Find every line in the records below that holds the word "ylabel", and copy it out.

[Structured figure records]
* * *

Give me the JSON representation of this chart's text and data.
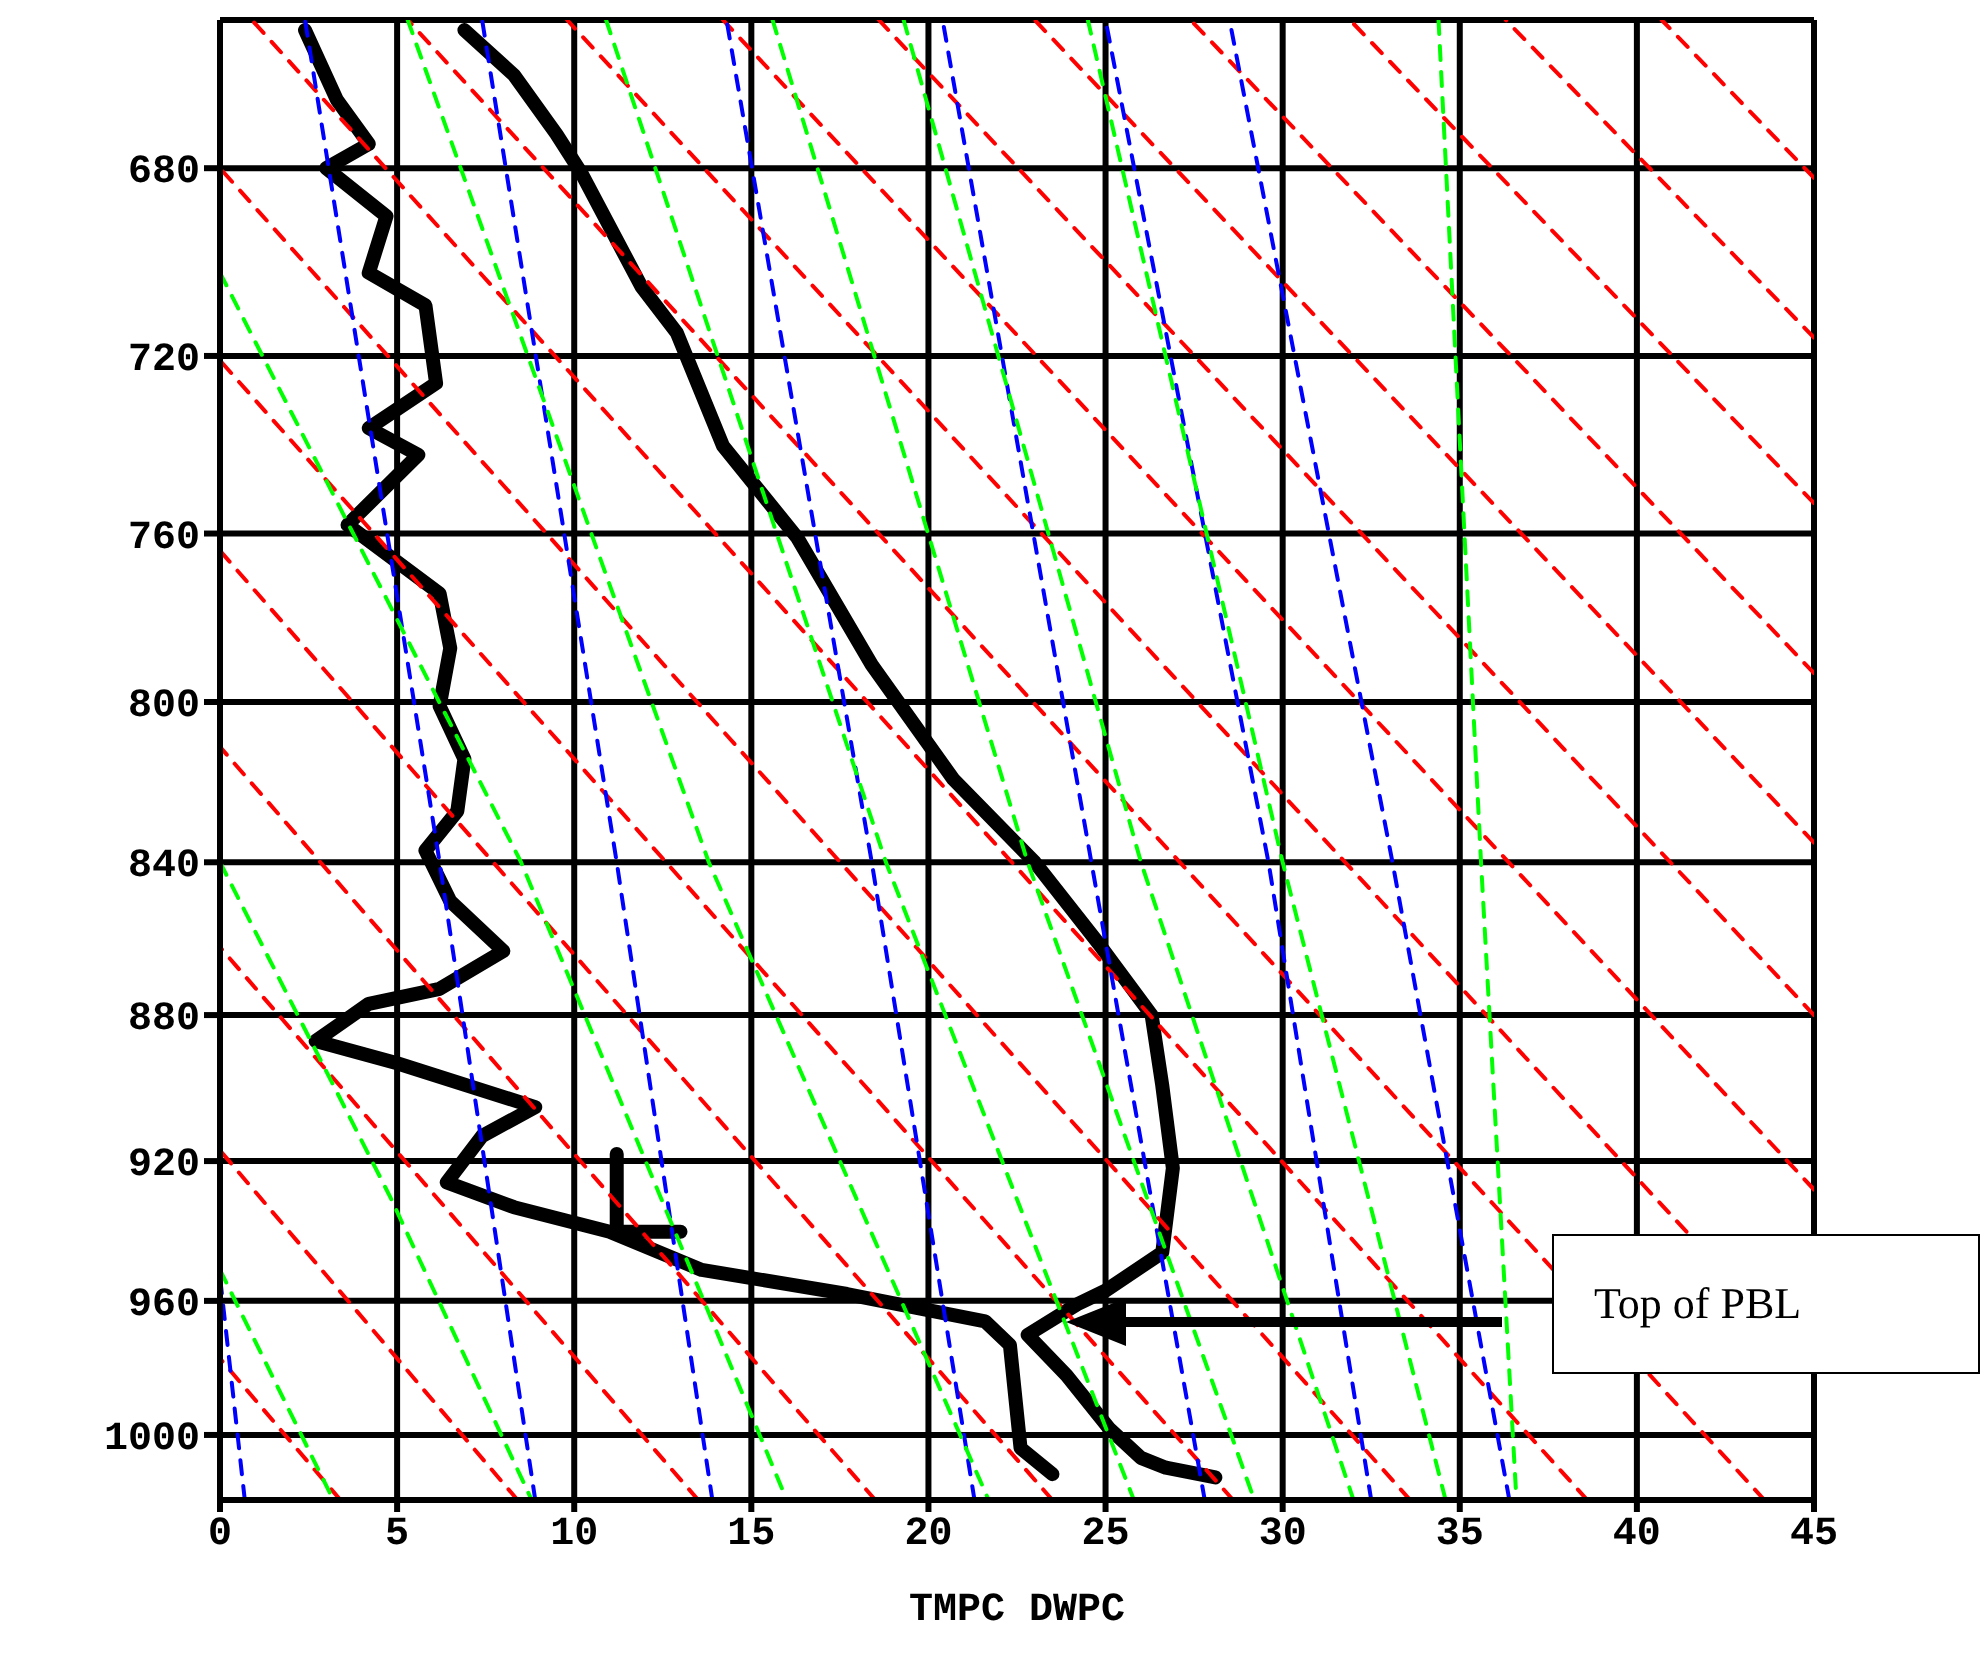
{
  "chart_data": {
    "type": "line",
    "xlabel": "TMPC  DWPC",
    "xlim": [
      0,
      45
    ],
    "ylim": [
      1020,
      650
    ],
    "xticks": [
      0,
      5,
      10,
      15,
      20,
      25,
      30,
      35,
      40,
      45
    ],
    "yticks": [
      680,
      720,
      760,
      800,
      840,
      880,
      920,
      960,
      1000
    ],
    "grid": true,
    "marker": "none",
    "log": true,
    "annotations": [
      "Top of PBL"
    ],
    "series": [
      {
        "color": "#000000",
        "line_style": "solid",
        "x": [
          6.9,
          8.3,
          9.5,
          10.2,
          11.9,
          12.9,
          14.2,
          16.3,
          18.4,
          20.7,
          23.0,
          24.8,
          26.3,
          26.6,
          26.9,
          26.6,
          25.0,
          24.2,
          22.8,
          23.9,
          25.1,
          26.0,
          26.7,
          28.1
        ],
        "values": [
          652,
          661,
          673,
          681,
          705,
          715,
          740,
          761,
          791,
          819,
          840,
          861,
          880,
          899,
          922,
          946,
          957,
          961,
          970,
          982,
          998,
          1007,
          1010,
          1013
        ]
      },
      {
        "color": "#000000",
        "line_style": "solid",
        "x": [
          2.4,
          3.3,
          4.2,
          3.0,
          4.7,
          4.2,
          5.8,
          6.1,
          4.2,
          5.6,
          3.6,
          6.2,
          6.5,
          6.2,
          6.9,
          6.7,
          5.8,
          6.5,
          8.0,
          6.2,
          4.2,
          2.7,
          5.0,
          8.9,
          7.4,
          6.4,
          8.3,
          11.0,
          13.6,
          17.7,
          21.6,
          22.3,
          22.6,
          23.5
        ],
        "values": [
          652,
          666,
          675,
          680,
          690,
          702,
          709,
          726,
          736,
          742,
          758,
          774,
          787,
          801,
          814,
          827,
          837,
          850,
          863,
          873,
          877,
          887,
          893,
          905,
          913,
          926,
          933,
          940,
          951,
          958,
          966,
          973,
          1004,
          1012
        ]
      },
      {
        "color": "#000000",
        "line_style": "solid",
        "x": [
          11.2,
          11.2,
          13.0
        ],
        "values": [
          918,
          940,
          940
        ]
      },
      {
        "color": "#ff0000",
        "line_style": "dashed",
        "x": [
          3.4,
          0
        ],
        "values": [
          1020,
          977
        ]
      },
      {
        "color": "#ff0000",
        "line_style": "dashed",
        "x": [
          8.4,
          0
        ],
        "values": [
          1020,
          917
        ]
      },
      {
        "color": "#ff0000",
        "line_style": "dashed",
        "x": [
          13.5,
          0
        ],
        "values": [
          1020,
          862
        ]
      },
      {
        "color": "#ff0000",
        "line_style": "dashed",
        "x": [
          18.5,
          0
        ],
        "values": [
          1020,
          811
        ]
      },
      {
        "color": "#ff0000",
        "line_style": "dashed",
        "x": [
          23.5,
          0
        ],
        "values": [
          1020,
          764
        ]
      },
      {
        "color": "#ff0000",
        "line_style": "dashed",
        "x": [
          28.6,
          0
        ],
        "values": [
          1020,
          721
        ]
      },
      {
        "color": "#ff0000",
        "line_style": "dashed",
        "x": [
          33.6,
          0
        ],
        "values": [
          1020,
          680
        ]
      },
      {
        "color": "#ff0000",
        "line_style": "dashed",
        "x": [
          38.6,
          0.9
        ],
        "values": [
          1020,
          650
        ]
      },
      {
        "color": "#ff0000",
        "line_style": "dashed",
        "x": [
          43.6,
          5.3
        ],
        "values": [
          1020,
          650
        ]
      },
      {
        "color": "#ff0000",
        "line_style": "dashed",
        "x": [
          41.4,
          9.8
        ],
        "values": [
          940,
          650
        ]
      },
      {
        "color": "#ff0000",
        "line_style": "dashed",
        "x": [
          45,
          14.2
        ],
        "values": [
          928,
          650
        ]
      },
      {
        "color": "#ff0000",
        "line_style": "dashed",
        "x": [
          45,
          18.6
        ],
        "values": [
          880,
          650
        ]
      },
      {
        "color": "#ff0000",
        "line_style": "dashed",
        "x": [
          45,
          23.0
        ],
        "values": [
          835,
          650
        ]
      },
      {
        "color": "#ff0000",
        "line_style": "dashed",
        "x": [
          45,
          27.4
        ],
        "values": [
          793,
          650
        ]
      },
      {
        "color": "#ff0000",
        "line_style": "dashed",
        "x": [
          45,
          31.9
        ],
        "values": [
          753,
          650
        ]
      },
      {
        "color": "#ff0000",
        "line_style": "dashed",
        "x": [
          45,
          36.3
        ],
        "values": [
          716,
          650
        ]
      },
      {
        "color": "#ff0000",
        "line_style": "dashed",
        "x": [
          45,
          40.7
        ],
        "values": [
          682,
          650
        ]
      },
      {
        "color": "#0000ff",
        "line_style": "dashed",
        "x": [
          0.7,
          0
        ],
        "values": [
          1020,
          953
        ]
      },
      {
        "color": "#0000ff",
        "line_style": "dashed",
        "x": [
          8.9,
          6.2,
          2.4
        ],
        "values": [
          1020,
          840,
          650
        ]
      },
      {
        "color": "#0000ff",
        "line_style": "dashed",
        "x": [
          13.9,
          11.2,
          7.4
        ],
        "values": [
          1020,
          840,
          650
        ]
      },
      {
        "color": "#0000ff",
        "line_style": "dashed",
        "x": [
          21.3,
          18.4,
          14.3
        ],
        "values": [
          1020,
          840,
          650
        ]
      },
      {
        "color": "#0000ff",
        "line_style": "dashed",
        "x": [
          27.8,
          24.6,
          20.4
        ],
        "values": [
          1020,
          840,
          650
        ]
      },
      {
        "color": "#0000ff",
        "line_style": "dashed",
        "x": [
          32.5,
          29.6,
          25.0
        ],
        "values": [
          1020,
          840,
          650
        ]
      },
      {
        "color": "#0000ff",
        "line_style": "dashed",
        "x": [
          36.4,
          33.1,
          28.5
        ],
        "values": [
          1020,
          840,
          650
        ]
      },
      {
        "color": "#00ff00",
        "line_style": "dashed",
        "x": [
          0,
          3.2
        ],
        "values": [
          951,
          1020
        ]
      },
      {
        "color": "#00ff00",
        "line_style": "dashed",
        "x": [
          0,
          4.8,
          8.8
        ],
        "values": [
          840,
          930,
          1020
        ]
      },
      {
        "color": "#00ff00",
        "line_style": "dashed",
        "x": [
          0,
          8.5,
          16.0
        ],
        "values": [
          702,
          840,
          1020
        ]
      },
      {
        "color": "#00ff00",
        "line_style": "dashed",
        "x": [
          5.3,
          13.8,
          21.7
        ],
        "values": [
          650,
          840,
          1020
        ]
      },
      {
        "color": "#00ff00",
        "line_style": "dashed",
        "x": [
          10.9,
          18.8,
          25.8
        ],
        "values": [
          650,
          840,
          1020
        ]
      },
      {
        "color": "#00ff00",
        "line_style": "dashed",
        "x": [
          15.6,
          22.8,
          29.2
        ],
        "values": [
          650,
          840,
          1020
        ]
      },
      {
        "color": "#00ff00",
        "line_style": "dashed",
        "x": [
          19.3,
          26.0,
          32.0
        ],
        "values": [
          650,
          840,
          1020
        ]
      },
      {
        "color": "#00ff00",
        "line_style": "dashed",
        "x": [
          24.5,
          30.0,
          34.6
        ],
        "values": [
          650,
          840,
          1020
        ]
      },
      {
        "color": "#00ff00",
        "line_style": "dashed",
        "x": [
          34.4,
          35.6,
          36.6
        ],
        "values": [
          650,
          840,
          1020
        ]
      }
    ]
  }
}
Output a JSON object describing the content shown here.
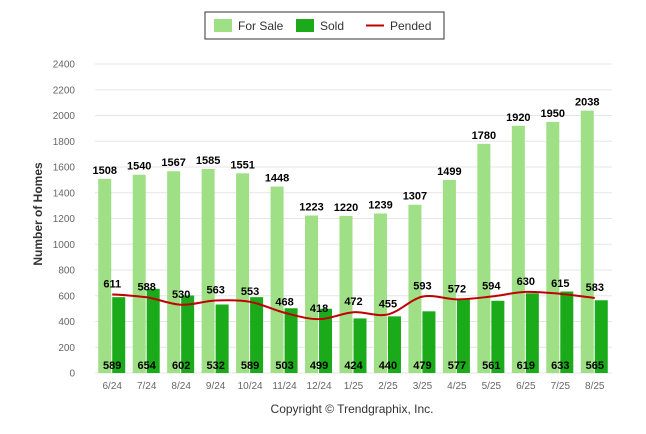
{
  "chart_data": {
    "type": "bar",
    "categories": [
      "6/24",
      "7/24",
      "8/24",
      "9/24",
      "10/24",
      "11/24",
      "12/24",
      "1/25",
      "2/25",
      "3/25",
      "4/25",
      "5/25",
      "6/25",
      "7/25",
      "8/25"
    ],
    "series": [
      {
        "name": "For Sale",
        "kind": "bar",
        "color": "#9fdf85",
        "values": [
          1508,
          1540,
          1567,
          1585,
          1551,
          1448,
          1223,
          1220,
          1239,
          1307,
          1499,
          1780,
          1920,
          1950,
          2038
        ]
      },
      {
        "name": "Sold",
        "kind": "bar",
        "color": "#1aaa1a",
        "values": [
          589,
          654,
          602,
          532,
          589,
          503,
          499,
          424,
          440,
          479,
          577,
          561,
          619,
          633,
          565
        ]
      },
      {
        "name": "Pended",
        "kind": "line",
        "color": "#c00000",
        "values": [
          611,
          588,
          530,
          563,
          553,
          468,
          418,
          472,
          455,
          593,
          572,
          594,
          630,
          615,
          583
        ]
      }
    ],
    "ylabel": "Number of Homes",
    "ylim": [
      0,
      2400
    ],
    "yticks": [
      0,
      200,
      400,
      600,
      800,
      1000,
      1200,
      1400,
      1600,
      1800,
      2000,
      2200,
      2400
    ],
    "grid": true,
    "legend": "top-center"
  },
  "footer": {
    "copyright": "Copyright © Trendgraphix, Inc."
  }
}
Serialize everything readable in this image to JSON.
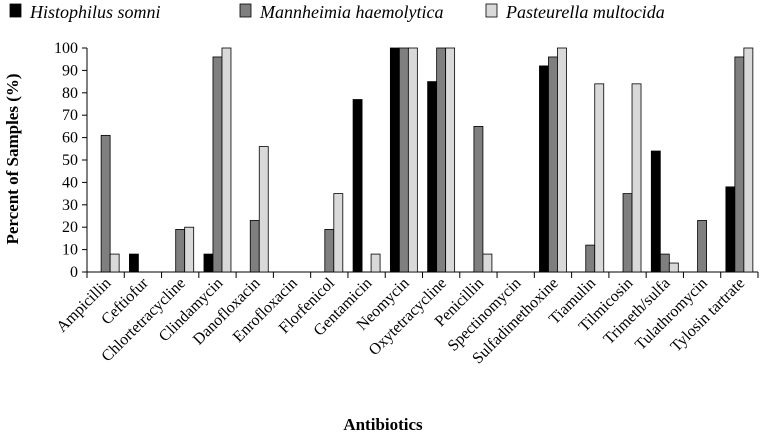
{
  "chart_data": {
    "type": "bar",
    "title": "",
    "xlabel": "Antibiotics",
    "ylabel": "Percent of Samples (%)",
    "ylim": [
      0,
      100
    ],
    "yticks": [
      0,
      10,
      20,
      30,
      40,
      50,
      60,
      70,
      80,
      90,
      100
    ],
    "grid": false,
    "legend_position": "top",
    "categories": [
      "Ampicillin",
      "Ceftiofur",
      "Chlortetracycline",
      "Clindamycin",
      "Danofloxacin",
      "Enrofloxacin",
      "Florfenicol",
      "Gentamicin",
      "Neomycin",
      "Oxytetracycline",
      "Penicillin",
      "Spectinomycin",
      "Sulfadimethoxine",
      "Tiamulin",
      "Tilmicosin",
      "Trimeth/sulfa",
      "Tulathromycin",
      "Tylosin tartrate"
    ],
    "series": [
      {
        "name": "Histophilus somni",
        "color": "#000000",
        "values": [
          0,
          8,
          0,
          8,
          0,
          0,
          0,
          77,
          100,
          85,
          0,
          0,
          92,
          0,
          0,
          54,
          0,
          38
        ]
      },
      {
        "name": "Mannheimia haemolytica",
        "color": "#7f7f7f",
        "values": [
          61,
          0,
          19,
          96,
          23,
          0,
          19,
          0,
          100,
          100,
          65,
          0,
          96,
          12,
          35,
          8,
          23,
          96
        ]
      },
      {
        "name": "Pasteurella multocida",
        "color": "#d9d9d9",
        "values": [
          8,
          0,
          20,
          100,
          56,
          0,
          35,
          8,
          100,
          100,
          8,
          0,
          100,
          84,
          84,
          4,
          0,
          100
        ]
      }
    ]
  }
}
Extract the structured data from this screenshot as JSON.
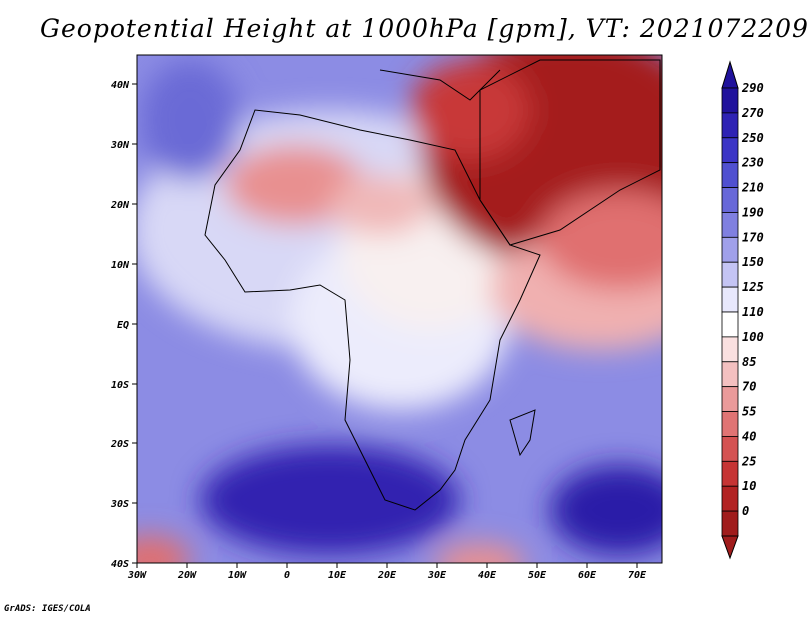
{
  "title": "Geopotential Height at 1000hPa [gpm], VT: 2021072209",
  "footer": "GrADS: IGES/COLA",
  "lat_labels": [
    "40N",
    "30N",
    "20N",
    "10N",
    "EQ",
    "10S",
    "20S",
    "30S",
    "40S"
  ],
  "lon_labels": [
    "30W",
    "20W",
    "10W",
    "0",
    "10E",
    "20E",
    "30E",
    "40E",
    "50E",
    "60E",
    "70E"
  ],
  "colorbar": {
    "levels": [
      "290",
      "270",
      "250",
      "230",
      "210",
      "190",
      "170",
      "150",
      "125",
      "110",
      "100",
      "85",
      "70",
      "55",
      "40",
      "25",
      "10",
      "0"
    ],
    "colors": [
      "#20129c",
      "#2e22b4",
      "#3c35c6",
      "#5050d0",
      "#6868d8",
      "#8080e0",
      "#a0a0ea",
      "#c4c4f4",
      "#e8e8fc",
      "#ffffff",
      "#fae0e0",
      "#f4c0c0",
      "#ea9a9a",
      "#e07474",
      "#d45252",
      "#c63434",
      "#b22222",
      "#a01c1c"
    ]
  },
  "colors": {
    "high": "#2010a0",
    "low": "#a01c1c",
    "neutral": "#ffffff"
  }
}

* * *

Output:
    "ylabel": "Number of Homes",
    "ylabel": "Percent of Samples (%)",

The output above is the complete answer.